## Aim of the exercise
Could you output each line of the data that follows exactly?

-- BEGIN --

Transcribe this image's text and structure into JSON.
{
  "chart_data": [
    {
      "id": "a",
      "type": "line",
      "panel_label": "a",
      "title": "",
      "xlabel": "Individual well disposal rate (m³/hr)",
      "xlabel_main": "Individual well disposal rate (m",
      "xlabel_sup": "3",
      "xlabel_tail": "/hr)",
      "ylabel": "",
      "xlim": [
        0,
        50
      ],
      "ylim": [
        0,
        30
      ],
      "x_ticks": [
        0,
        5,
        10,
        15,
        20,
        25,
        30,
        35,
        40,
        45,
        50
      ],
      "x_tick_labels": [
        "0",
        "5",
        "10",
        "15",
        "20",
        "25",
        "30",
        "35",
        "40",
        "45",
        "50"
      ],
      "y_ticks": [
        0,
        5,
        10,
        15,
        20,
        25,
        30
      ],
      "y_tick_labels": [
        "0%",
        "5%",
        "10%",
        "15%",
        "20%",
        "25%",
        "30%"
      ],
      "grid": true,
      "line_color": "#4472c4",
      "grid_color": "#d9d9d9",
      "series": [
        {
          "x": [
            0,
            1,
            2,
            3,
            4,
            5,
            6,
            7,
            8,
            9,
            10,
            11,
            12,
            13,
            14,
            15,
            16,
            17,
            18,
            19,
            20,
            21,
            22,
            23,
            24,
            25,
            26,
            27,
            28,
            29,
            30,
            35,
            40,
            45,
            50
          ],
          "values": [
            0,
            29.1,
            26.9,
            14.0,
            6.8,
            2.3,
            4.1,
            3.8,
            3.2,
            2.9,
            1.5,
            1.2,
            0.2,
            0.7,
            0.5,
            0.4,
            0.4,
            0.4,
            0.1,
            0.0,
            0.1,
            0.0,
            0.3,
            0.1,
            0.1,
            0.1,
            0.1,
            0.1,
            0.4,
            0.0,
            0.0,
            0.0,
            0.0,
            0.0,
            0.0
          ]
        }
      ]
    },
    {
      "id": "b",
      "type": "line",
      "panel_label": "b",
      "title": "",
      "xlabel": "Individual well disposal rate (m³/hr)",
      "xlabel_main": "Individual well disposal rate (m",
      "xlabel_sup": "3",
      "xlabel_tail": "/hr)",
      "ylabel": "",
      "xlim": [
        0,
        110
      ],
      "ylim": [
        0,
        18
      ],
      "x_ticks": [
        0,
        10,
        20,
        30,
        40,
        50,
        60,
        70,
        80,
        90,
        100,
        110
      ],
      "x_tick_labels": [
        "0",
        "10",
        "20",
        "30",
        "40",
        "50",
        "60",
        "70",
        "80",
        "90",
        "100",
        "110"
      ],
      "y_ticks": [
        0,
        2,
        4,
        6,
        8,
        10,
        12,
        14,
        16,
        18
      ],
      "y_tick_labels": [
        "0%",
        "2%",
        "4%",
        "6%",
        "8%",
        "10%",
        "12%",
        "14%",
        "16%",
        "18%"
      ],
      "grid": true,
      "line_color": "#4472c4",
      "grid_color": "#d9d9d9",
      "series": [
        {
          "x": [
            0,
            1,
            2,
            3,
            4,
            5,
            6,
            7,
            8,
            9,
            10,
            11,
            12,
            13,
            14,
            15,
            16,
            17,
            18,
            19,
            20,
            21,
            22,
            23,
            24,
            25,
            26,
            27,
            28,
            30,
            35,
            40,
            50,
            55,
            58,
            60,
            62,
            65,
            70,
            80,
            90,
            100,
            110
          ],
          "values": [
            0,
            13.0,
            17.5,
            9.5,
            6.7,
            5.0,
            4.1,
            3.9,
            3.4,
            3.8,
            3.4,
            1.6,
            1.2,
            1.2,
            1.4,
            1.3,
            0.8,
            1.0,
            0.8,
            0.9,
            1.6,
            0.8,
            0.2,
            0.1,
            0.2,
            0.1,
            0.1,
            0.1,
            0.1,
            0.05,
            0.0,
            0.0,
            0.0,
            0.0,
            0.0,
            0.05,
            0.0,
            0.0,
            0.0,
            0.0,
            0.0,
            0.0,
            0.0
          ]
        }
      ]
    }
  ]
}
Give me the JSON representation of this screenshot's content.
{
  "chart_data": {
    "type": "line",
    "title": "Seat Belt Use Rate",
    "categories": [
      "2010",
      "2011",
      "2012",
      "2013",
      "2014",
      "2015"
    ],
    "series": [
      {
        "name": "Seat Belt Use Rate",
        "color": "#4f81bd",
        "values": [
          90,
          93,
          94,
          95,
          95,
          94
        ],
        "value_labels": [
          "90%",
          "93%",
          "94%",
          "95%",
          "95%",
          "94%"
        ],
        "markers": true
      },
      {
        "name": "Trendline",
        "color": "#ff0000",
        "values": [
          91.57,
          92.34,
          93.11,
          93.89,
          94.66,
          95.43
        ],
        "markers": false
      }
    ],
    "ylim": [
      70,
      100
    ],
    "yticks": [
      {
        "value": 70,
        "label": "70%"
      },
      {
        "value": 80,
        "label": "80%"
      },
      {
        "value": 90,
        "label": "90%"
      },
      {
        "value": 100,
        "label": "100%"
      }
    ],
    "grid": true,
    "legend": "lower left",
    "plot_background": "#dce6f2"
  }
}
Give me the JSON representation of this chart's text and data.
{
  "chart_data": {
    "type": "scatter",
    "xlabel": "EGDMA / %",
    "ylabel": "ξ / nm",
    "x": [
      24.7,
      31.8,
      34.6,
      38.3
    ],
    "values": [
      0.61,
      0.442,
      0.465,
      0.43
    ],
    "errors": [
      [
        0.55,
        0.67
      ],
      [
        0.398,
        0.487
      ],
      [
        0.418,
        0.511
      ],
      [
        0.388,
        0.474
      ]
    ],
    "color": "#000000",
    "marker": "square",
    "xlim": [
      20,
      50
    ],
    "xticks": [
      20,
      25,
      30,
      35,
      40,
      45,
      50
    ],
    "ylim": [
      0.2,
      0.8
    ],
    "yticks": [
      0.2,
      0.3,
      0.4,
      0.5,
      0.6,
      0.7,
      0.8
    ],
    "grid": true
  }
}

-- END --

## The response
Transcribe this image's text and structure into JSON.
{
  "chart_data": [
    {
      "id": "a",
      "type": "line",
      "panel_label": "a",
      "title": "",
      "xlabel": "Individual well disposal rate (m³/hr)",
      "xlabel_main": "Individual well disposal rate (m",
      "xlabel_sup": "3",
      "xlabel_tail": "/hr)",
      "ylabel": "",
      "xlim": [
        0,
        50
      ],
      "ylim": [
        0,
        30
      ],
      "x_ticks": [
        0,
        5,
        10,
        15,
        20,
        25,
        30,
        35,
        40,
        45,
        50
      ],
      "x_tick_labels": [
        "0",
        "5",
        "10",
        "15",
        "20",
        "25",
        "30",
        "35",
        "40",
        "45",
        "50"
      ],
      "y_ticks": [
        0,
        5,
        10,
        15,
        20,
        25,
        30
      ],
      "y_tick_labels": [
        "0%",
        "5%",
        "10%",
        "15%",
        "20%",
        "25%",
        "30%"
      ],
      "grid": true,
      "line_color": "#4472c4",
      "grid_color": "#d9d9d9",
      "series": [
        {
          "x": [
            0,
            1,
            2,
            3,
            4,
            5,
            6,
            7,
            8,
            9,
            10,
            11,
            12,
            13,
            14,
            15,
            16,
            17,
            18,
            19,
            20,
            21,
            22,
            23,
            24,
            25,
            26,
            27,
            28,
            29,
            30,
            35,
            40,
            45,
            50
          ],
          "values": [
            0,
            29.1,
            26.9,
            14.0,
            6.8,
            2.3,
            4.1,
            3.8,
            3.2,
            2.9,
            1.5,
            1.2,
            0.2,
            0.7,
            0.5,
            0.4,
            0.4,
            0.4,
            0.1,
            0.0,
            0.1,
            0.0,
            0.3,
            0.1,
            0.1,
            0.1,
            0.1,
            0.1,
            0.4,
            0.0,
            0.0,
            0.0,
            0.0,
            0.0,
            0.0
          ]
        }
      ]
    },
    {
      "id": "b",
      "type": "line",
      "panel_label": "b",
      "title": "",
      "xlabel": "Individual well disposal rate (m³/hr)",
      "xlabel_main": "Individual well disposal rate (m",
      "xlabel_sup": "3",
      "xlabel_tail": "/hr)",
      "ylabel": "",
      "xlim": [
        0,
        110
      ],
      "ylim": [
        0,
        18
      ],
      "x_ticks": [
        0,
        10,
        20,
        30,
        40,
        50,
        60,
        70,
        80,
        90,
        100,
        110
      ],
      "x_tick_labels": [
        "0",
        "10",
        "20",
        "30",
        "40",
        "50",
        "60",
        "70",
        "80",
        "90",
        "100",
        "110"
      ],
      "y_ticks": [
        0,
        2,
        4,
        6,
        8,
        10,
        12,
        14,
        16,
        18
      ],
      "y_tick_labels": [
        "0%",
        "2%",
        "4%",
        "6%",
        "8%",
        "10%",
        "12%",
        "14%",
        "16%",
        "18%"
      ],
      "grid": true,
      "line_color": "#4472c4",
      "grid_color": "#d9d9d9",
      "series": [
        {
          "x": [
            0,
            1,
            2,
            3,
            4,
            5,
            6,
            7,
            8,
            9,
            10,
            11,
            12,
            13,
            14,
            15,
            16,
            17,
            18,
            19,
            20,
            21,
            22,
            23,
            24,
            25,
            26,
            27,
            28,
            30,
            35,
            40,
            50,
            55,
            58,
            60,
            62,
            65,
            70,
            80,
            90,
            100,
            110
          ],
          "values": [
            0,
            13.0,
            17.5,
            9.5,
            6.7,
            5.0,
            4.1,
            3.9,
            3.4,
            3.8,
            3.4,
            1.6,
            1.2,
            1.2,
            1.4,
            1.3,
            0.8,
            1.0,
            0.8,
            0.9,
            1.6,
            0.8,
            0.2,
            0.1,
            0.2,
            0.1,
            0.1,
            0.1,
            0.1,
            0.05,
            0.0,
            0.0,
            0.0,
            0.0,
            0.0,
            0.05,
            0.0,
            0.0,
            0.0,
            0.0,
            0.0,
            0.0,
            0.0
          ]
        }
      ]
    }
  ]
}
Give me the JSON representation of this screenshot's content.
{
  "chart_data": {
    "type": "line",
    "title": "Seat Belt Use Rate",
    "categories": [
      "2010",
      "2011",
      "2012",
      "2013",
      "2014",
      "2015"
    ],
    "series": [
      {
        "name": "Seat Belt Use Rate",
        "color": "#4f81bd",
        "values": [
          90,
          93,
          94,
          95,
          95,
          94
        ],
        "value_labels": [
          "90%",
          "93%",
          "94%",
          "95%",
          "95%",
          "94%"
        ],
        "markers": true
      },
      {
        "name": "Trendline",
        "color": "#ff0000",
        "values": [
          91.57,
          92.34,
          93.11,
          93.89,
          94.66,
          95.43
        ],
        "markers": false
      }
    ],
    "ylim": [
      70,
      100
    ],
    "yticks": [
      {
        "value": 70,
        "label": "70%"
      },
      {
        "value": 80,
        "label": "80%"
      },
      {
        "value": 90,
        "label": "90%"
      },
      {
        "value": 100,
        "label": "100%"
      }
    ],
    "grid": true,
    "legend": "lower left",
    "plot_background": "#dce6f2"
  }
}
Give me the JSON representation of this chart's text and data.
{
  "chart_data": {
    "type": "scatter",
    "xlabel": "EGDMA / %",
    "ylabel": "ξ / nm",
    "x": [
      24.7,
      31.8,
      34.6,
      38.3
    ],
    "values": [
      0.61,
      0.442,
      0.465,
      0.43
    ],
    "errors": [
      [
        0.55,
        0.67
      ],
      [
        0.398,
        0.487
      ],
      [
        0.418,
        0.511
      ],
      [
        0.388,
        0.474
      ]
    ],
    "color": "#000000",
    "marker": "square",
    "xlim": [
      20,
      50
    ],
    "xticks": [
      20,
      25,
      30,
      35,
      40,
      45,
      50
    ],
    "ylim": [
      0.2,
      0.8
    ],
    "yticks": [
      0.2,
      0.3,
      0.4,
      0.5,
      0.6,
      0.7,
      0.8
    ],
    "grid": true
  }
}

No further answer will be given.